WHAT IS BEING ASKED:
Search the records that follow and extract every line containing the string "fitACF".

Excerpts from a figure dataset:
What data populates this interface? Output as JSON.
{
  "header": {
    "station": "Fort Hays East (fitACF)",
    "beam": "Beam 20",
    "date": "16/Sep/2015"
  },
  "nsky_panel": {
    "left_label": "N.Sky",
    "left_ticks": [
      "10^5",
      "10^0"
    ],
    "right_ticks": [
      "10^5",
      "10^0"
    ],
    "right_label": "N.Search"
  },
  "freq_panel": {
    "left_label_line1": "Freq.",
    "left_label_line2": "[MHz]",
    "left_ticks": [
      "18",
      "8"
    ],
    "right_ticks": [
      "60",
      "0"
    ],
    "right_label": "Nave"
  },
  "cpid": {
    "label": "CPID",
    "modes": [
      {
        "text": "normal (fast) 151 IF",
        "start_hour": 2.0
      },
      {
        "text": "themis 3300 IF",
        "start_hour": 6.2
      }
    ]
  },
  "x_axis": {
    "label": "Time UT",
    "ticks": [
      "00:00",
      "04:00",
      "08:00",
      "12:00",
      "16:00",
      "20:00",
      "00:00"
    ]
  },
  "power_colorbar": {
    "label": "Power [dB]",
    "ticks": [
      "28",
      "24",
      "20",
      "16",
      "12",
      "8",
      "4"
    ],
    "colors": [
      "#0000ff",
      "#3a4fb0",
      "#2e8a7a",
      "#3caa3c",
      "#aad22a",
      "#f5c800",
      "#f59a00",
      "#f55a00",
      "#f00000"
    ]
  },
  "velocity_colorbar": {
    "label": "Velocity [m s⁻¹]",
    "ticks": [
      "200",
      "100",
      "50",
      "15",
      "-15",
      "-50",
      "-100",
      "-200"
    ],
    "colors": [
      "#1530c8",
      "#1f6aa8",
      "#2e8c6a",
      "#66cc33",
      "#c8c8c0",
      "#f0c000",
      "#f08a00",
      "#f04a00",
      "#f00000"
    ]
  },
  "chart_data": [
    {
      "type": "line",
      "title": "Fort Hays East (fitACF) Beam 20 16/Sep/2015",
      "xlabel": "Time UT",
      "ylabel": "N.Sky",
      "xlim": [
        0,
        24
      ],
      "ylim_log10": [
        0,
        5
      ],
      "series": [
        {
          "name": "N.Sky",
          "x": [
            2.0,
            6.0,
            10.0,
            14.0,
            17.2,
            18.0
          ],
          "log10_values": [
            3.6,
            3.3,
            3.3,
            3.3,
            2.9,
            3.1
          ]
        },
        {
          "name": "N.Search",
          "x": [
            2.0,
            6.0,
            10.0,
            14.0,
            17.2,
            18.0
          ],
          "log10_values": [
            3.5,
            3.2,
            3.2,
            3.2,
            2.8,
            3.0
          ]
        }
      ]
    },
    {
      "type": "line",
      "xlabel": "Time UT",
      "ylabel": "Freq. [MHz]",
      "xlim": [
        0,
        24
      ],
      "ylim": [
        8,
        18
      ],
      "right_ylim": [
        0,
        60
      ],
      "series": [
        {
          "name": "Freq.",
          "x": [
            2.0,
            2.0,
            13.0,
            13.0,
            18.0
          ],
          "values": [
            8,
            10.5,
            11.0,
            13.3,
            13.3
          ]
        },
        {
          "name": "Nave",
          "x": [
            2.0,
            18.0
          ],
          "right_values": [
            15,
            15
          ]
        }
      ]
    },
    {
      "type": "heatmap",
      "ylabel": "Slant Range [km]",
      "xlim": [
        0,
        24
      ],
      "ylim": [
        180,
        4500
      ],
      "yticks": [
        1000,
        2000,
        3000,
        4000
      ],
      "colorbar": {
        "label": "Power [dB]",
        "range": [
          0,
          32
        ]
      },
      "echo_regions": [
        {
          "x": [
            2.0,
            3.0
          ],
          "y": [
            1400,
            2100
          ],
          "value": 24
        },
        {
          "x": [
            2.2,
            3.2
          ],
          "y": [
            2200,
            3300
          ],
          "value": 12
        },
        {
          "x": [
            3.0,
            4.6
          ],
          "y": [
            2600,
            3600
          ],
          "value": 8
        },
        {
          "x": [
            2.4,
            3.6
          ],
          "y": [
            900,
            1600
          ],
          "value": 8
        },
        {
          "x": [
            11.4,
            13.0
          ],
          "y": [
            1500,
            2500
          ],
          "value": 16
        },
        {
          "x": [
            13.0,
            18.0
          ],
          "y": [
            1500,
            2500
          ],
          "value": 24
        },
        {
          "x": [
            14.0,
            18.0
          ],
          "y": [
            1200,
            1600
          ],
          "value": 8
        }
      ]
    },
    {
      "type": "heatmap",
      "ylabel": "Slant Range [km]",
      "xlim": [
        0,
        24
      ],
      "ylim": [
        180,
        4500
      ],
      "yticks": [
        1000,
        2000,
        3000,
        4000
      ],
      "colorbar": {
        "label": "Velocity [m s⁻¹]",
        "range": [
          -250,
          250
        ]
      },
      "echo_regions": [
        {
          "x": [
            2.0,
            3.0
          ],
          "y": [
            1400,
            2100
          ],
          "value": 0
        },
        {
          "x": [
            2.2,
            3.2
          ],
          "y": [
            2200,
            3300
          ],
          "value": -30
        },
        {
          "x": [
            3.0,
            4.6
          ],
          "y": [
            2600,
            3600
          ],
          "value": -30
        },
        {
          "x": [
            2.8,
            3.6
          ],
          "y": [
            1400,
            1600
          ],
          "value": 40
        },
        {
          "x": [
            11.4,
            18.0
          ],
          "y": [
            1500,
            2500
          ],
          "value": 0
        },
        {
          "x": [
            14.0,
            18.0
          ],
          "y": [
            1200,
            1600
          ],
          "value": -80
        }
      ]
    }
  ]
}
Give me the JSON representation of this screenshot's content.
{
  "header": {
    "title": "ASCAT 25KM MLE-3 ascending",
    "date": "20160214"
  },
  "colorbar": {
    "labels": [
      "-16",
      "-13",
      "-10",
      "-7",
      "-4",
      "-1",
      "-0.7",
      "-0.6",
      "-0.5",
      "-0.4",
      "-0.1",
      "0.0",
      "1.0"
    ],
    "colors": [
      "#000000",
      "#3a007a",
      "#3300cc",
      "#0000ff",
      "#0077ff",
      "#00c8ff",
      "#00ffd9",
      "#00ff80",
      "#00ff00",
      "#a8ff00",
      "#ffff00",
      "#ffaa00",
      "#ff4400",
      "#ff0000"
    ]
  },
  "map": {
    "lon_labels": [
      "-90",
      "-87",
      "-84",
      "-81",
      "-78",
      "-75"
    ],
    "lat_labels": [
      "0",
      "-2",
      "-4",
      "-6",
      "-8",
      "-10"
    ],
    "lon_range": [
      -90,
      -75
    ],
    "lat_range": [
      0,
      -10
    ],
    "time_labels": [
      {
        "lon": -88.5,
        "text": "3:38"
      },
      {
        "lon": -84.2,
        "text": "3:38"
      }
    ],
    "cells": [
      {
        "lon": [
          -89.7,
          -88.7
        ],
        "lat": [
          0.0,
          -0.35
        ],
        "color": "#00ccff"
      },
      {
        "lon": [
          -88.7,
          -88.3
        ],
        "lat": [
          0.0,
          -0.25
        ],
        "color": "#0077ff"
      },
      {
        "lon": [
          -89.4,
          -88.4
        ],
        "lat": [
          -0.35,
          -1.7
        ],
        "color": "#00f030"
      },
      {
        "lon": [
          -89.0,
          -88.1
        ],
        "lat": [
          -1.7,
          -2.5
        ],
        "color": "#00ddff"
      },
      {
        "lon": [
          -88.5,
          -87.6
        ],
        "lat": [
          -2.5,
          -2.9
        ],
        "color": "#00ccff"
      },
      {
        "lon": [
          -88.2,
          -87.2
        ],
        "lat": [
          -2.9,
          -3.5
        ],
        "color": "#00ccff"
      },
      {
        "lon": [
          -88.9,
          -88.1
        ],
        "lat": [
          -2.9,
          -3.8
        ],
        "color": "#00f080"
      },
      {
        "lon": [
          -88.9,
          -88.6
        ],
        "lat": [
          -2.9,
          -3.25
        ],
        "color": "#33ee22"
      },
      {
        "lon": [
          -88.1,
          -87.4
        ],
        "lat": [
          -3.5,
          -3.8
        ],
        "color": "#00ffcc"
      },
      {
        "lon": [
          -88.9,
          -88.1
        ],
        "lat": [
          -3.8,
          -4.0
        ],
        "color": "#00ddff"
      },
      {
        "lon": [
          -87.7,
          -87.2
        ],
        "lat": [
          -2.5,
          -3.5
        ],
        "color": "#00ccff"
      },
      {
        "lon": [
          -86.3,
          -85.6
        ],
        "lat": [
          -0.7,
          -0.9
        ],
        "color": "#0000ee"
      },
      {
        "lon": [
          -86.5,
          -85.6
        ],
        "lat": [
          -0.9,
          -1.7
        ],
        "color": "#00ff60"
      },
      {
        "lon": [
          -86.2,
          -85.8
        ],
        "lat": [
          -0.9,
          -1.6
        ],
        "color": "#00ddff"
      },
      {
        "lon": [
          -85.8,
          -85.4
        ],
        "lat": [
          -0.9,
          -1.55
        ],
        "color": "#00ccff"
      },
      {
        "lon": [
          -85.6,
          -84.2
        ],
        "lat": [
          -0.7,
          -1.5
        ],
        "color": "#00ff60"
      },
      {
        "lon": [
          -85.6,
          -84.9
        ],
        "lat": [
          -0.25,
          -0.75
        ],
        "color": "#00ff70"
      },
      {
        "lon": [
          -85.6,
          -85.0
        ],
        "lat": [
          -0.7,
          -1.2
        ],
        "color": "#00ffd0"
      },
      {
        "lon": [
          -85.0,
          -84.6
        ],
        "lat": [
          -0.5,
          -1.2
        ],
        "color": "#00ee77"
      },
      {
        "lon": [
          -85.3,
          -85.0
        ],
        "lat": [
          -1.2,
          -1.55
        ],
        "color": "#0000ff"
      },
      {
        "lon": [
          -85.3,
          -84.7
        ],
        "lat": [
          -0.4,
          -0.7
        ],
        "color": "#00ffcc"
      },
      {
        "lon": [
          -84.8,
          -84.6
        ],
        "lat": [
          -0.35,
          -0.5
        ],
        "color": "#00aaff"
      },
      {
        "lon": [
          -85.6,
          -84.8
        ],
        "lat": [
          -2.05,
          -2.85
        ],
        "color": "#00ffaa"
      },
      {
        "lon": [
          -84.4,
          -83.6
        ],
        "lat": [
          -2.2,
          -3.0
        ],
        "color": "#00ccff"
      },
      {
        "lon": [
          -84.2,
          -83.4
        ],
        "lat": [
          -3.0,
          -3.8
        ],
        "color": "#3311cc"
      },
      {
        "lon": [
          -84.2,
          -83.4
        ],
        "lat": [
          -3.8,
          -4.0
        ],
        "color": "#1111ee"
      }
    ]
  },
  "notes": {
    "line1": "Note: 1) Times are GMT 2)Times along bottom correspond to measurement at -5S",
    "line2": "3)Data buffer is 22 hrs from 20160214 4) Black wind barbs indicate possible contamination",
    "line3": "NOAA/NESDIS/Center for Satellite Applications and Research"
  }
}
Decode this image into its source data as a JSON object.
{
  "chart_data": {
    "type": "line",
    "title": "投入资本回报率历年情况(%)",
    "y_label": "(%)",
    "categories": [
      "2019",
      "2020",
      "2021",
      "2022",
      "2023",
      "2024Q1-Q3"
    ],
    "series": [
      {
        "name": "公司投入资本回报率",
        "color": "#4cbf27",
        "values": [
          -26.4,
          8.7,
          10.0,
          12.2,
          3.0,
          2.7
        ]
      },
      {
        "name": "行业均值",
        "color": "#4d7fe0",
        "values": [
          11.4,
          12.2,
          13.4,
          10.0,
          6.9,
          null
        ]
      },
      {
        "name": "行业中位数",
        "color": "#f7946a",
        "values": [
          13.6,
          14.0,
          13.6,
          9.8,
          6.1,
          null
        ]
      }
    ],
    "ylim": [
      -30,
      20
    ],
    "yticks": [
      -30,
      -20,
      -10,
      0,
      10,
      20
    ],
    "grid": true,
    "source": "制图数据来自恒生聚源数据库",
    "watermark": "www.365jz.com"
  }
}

SOLUTION:
    "station": "Fort Hays East (fitACF)",
      "title": "Fort Hays East (fitACF) Beam 20 16/Sep/2015",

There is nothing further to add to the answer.